* Start *

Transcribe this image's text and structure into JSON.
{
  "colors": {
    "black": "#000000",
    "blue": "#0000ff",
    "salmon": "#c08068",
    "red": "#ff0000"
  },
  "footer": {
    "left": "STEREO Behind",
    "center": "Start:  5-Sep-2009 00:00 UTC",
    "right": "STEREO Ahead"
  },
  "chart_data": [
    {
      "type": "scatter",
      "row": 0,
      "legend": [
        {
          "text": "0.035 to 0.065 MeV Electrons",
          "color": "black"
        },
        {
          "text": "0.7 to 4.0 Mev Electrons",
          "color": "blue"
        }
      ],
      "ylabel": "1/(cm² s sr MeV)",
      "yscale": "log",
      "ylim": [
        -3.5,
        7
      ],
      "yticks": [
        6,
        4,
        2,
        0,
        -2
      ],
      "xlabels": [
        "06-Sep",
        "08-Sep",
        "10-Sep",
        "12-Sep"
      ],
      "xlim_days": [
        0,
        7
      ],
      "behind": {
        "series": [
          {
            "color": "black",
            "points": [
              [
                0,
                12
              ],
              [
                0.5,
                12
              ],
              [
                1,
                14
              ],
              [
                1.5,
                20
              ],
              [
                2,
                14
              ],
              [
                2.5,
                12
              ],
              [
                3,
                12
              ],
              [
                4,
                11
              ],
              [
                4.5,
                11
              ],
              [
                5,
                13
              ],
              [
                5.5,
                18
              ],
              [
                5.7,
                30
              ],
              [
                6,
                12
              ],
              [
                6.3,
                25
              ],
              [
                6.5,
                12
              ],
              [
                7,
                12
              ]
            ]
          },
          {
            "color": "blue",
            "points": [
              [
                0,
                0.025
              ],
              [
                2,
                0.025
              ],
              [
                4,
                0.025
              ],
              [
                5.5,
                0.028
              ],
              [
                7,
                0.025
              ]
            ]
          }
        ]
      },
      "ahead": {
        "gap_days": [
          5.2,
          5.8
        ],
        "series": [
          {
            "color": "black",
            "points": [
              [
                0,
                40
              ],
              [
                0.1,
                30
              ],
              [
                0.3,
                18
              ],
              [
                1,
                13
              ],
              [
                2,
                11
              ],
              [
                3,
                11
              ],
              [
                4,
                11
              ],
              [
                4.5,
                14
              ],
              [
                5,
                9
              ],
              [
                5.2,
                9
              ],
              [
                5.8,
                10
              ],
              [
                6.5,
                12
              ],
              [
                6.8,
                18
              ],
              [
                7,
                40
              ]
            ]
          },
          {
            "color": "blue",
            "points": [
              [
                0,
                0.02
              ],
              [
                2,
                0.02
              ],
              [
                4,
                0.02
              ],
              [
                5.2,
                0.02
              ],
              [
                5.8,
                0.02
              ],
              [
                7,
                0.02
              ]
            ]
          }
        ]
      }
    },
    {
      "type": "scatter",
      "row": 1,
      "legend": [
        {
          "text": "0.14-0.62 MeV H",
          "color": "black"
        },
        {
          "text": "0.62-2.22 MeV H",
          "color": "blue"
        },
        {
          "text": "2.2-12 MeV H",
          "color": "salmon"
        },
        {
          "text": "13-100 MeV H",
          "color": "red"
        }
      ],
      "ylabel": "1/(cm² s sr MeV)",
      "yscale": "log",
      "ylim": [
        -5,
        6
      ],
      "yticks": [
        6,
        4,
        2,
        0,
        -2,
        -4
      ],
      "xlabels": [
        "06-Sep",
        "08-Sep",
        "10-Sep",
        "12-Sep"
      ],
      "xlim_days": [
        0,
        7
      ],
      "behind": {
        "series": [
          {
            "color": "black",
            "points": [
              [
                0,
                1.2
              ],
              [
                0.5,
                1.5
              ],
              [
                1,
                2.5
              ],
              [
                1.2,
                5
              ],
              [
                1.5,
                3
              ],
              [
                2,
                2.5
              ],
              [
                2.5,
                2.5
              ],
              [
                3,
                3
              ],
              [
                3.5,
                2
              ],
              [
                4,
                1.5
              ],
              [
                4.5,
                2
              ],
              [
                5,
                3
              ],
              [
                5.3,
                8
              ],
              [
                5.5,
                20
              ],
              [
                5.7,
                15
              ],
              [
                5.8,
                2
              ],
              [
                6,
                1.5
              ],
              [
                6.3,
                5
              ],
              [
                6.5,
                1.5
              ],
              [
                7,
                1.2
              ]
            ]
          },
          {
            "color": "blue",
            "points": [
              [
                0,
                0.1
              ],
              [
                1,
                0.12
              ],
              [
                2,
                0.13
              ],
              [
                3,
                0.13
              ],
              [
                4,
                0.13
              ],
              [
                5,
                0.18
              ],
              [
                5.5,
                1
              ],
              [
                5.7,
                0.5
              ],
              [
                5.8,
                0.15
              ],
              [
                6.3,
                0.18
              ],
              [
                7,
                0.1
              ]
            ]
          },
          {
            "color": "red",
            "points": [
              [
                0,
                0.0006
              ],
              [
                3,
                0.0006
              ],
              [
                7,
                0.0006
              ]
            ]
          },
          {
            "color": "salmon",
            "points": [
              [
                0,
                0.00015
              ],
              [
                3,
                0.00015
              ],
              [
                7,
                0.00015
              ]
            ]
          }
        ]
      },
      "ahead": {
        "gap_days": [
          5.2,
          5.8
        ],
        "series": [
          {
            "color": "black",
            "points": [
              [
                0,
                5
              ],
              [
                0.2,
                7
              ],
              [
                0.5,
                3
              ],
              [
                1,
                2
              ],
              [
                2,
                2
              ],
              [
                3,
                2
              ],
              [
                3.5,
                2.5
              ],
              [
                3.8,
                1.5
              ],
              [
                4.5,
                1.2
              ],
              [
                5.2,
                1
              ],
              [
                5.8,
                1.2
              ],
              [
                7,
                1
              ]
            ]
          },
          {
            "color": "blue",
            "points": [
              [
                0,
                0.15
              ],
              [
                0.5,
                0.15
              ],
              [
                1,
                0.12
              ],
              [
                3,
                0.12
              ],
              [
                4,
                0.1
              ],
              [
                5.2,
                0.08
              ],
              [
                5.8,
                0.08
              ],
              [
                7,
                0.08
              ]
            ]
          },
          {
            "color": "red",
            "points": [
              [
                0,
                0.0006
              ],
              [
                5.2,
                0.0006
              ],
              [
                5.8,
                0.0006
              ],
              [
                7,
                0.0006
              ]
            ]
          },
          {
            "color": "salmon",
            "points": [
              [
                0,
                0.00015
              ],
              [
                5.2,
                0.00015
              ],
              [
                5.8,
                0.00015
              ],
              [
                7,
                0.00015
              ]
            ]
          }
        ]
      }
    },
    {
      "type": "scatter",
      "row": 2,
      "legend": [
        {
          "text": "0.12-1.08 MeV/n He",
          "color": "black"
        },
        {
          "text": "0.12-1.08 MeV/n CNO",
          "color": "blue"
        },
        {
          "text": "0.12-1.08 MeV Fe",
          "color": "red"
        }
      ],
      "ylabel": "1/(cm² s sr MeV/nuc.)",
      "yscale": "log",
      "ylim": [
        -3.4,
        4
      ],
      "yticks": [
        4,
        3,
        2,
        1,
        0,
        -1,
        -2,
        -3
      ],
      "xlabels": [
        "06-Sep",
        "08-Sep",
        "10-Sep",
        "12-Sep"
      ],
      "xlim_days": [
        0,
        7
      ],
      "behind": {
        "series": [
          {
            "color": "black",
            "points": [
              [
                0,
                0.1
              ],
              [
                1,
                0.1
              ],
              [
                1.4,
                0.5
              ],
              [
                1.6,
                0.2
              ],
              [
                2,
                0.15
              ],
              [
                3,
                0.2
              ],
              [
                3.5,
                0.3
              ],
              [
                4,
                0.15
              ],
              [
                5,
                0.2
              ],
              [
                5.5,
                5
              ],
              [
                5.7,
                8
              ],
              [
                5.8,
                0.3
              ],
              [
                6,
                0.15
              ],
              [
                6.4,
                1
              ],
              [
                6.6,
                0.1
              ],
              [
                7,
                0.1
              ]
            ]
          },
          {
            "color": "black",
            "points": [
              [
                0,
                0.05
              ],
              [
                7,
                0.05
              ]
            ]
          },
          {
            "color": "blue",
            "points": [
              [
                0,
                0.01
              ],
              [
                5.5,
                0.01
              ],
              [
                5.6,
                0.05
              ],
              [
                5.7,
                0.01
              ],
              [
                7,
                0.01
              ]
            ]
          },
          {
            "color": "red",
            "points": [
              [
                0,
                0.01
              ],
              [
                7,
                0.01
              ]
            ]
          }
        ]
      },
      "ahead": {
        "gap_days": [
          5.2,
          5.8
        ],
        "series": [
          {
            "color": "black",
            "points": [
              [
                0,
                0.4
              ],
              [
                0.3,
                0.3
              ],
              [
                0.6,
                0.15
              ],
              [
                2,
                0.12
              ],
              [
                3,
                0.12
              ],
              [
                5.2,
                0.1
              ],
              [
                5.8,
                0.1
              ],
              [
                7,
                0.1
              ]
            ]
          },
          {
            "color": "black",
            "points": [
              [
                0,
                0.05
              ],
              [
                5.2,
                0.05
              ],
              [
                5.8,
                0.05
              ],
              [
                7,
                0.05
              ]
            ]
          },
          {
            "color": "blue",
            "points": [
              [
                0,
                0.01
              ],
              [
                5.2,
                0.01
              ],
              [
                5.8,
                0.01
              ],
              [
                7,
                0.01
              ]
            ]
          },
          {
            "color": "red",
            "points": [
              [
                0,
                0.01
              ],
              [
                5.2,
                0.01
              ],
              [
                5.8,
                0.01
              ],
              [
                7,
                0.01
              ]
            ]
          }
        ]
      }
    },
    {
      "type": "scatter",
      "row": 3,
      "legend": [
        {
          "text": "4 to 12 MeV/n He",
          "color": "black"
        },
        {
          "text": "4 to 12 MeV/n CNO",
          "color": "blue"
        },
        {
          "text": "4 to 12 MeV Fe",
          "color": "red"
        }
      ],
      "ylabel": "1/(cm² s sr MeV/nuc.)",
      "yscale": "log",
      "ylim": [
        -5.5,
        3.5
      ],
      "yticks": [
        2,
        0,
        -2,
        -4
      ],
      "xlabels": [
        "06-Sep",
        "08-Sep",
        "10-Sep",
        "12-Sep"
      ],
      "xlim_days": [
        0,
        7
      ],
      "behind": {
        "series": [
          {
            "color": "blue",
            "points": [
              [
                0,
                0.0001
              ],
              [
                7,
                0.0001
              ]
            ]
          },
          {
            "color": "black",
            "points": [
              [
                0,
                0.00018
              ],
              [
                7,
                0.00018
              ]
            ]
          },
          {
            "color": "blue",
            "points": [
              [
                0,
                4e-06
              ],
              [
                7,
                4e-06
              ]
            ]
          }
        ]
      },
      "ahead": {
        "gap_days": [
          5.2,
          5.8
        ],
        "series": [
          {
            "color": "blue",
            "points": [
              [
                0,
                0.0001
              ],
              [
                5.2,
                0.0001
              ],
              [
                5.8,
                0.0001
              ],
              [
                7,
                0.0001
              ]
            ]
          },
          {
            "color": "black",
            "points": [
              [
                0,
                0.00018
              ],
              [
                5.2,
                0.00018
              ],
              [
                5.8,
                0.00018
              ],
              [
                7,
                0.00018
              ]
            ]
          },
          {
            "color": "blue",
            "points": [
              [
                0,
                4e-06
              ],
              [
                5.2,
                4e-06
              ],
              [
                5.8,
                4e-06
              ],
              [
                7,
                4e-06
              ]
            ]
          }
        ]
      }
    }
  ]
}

* End *

Go through the listing above and pull out each line containing the word "STEREO".

## Full output
    "left": "STEREO Behind",
    "right": "STEREO Ahead"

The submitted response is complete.